PROMPT A: Decide whether each statement agrees with the weight-loss jab article below, answering yes or no and quoting the deciding words of the article: (i) Darren Ratcliffe lost four stone in six months; (ii) he began on a dosage of 15mg a week for £99 a month; (iii) most of the estimated 1.5 million people taking weight-loss jabs in the UK receive them on the NHS.
PROMPT B: Quote everything in the weight-loss jab article from "He is one of" down to "were not supported.".

DOCUMENT EXTRACT:
------------------------------------------------------------------------

A father-of-two who lost four stone using weight-loss jabs has issued a warning to others after he quickly piled weight back on when he couldn’t afford to keep taking them.
Darren Ratcliffe weighed 22-and-a-half stone when he started an online monthly subscription for Mounjaro, which has become increasingly popular in the UK since it was licensed for sale, and is now available on NHS prescription.
He lost four stone in six months, but when the 47-year-old had to stop over the £270-a-month cost, he said the “food noise” returned and he quickly put a stone in weight back on.
Mr Ratcliffe, an e-commerce agency owner from Greater Manchester, said he has instead had to reassert control over his eating habits in other ways, as well as exercising regularly and cutting out alcohol.
He is one of an estimated 1.5 million people taking weight loss jabs, including Wegovy, in the UK, with most paying for them privately.
Mr Ratcliffe warned: “Think about Mounjaro like getting a mushroom or a star on Mario Kart - it works really well, and then once you stop, you’re back to normal, no superpowers.”
“People shouldn’t just come off it and expect life to have been changed, because it hasn’t.”
The warning comes after health watchdog National Institute for Health and Care Excellence (Nice) said this week that many people regain weight after stopping treatment if they were not supported.
Mr Ratcliffe started on Mounjaro after slowly regaining around 10 stone in weight following a successful Weight Watchers programme a decade before. It had become harder to lose weight as he got older, and the drug appeared to be an “easy fix”, he said.
He began on a low dosage for £99 a month, before increasing to 15mg a week for £270 a month.
“It was great, I lost weight quickly,” he said.
“Food noise is a big thing for me, and it just went away. I was wanting a little for breakfast, then getting to 1pm and like ‘I don’t think I want anything, I’ll just pick out a bit of fruit, and then you have a decent evening meal.

------------------------------------------------------------------------

SOURCE MATERIAL:

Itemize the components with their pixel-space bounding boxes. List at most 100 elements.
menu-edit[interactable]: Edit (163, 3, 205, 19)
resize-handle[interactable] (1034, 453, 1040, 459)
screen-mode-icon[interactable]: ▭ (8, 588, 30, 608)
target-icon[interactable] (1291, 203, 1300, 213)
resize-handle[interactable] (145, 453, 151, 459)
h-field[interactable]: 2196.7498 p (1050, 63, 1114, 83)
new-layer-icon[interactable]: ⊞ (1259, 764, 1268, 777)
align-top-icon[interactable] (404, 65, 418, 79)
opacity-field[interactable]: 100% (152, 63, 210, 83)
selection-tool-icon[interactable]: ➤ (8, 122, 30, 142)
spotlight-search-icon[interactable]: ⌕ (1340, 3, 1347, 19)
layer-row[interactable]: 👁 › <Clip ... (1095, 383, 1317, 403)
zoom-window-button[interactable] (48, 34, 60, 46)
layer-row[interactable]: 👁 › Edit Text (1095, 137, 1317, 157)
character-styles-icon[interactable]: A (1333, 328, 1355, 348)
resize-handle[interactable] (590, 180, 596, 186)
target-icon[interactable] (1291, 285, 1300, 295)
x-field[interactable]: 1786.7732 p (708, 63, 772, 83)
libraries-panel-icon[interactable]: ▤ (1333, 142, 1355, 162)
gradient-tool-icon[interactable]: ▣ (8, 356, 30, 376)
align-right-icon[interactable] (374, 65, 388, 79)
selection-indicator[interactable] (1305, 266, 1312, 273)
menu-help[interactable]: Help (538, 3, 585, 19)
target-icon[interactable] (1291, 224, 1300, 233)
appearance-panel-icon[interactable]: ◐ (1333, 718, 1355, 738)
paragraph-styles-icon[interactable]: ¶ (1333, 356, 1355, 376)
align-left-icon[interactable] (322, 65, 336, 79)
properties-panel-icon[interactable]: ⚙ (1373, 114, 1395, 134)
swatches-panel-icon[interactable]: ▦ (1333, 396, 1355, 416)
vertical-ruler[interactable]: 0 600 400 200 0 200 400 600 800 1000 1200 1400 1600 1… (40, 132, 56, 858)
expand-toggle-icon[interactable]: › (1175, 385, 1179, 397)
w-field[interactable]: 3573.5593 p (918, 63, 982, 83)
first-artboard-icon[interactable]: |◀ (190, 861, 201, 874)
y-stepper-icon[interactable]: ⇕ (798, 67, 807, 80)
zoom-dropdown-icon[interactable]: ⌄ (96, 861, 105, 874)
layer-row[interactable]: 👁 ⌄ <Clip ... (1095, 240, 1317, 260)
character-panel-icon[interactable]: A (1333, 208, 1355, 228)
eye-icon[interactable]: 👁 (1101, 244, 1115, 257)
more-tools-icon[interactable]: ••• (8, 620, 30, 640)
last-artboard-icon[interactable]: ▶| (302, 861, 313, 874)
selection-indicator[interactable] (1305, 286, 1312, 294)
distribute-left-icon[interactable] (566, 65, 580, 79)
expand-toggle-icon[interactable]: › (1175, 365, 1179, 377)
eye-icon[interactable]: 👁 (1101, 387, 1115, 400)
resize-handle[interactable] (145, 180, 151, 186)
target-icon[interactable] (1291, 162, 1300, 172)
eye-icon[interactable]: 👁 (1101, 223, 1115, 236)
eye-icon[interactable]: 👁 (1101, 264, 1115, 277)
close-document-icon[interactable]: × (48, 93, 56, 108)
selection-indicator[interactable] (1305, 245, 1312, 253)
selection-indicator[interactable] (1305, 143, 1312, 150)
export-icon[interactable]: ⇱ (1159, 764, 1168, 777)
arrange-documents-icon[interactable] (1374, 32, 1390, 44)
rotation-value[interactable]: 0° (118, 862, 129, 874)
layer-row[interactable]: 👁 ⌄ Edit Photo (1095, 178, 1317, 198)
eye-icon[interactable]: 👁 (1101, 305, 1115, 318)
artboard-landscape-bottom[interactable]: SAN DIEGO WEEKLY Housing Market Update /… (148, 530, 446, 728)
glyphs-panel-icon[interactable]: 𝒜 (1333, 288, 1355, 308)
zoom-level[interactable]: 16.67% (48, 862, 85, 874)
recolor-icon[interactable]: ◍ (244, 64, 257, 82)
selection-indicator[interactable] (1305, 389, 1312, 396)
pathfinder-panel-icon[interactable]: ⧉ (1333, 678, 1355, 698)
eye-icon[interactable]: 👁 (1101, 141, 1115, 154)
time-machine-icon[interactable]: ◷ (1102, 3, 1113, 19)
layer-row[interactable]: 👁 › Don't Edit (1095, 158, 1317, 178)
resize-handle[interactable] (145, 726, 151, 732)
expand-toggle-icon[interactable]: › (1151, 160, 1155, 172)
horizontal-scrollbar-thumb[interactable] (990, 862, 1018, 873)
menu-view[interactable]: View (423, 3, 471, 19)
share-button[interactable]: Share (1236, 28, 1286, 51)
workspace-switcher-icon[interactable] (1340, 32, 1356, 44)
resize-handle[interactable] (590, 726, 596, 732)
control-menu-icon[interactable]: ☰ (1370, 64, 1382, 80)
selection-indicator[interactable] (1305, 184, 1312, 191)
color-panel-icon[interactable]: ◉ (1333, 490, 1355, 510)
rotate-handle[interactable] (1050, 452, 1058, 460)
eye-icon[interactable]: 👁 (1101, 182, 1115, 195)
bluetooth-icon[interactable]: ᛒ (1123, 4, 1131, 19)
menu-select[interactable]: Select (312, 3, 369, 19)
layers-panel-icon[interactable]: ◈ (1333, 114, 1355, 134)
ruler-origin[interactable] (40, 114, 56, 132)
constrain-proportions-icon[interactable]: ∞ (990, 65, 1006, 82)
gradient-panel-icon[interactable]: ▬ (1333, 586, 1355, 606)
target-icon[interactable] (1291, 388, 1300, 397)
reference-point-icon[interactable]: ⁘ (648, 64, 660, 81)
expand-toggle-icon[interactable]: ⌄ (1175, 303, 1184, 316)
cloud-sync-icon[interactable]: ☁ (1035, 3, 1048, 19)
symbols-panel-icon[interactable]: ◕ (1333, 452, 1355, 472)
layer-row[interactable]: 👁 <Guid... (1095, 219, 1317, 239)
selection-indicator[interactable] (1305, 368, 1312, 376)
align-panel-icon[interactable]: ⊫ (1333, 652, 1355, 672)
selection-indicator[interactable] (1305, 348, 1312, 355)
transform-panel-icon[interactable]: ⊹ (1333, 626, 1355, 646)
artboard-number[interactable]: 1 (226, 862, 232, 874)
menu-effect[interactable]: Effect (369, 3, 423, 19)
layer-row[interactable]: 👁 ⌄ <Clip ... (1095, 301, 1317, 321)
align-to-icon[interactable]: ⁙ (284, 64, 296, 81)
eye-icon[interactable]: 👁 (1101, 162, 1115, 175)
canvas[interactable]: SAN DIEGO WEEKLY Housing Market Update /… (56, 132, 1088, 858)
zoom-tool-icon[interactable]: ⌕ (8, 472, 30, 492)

------------------------------------------------------------------------

ANSWER AREA A:
(i) Yes: "He lost four stone in six months"
(ii) No: "He began on a low dosage for £99 a month, before increasing to 15mg a week for £270 a month."
(iii) No: "with most paying for them privately."

ANSWER AREA B:
He is one of an estimated 1.5 million people taking weight loss jabs, including Wegovy, in the UK, with most paying for them privately.
Mr Ratcliffe warned: “Think about Mounjaro like getting a mushroom or a star on Mario Kart - it works really well, and then once you stop, you’re back to normal, no superpowers.”
“People shouldn’t just come off it and expect life to have been changed, because it hasn’t.”
The warning comes after health watchdog National Institute for Health and Care Excellence (Nice) said this week that many people regain weight after stopping treatment if they were not supported.